## start

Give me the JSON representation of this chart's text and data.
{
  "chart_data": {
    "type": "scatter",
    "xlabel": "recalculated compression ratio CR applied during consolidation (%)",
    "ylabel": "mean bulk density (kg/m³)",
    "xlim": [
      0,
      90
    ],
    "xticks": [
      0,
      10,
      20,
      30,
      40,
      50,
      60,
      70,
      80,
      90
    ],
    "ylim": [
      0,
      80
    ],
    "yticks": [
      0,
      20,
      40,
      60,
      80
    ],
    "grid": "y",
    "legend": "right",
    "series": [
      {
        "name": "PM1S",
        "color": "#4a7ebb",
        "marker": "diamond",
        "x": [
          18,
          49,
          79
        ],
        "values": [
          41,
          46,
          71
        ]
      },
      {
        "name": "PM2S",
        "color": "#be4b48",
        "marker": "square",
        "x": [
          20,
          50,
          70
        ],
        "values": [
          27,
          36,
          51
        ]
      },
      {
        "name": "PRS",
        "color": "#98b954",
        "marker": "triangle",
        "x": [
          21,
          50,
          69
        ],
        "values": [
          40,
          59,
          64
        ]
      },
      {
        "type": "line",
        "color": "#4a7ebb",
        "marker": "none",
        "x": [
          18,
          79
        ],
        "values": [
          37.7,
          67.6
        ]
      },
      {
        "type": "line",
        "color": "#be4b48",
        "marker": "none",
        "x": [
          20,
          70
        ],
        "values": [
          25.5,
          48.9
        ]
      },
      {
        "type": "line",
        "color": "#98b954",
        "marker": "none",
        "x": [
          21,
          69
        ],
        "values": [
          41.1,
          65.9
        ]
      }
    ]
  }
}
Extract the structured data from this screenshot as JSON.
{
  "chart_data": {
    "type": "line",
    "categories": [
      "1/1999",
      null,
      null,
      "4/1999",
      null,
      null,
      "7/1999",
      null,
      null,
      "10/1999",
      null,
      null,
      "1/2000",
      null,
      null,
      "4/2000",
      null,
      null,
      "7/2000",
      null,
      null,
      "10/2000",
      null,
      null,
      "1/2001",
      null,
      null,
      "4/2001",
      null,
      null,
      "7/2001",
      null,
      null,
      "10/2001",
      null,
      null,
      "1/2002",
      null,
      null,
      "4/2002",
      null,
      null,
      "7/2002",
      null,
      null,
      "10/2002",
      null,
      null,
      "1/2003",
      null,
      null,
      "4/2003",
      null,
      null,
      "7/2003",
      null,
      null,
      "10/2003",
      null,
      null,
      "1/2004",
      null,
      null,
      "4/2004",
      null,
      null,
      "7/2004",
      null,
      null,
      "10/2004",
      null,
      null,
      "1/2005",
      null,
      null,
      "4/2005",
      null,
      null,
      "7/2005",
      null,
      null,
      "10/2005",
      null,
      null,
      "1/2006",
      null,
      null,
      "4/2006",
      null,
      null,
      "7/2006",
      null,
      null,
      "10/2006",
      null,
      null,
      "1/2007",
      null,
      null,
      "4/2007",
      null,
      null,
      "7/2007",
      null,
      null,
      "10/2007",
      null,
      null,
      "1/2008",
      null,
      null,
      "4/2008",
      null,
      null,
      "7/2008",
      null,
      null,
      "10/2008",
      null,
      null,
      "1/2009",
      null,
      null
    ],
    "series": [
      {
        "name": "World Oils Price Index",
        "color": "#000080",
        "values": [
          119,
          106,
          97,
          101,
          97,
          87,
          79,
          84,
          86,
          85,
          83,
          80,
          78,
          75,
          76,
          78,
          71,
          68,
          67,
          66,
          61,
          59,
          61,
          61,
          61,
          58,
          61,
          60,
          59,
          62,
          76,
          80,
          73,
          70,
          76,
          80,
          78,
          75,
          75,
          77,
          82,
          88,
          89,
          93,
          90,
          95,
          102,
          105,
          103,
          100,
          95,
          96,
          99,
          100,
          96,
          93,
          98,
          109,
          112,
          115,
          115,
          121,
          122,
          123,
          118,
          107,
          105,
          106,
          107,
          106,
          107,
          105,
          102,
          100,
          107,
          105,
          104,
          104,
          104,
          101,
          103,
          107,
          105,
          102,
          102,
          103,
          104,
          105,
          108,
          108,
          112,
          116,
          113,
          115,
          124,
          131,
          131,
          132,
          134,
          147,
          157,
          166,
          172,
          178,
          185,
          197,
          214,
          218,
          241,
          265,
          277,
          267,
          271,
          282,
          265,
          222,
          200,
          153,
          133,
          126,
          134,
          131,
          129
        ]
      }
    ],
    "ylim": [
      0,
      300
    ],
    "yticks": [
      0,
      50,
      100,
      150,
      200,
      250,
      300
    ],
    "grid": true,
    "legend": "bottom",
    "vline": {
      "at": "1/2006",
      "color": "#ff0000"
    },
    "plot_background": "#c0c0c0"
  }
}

## end

List all lines in the material containing the string "this".

Correct result:
Give me the JSON representation of this chart's text and data.
Extract the structured data from this screenshot as JSON.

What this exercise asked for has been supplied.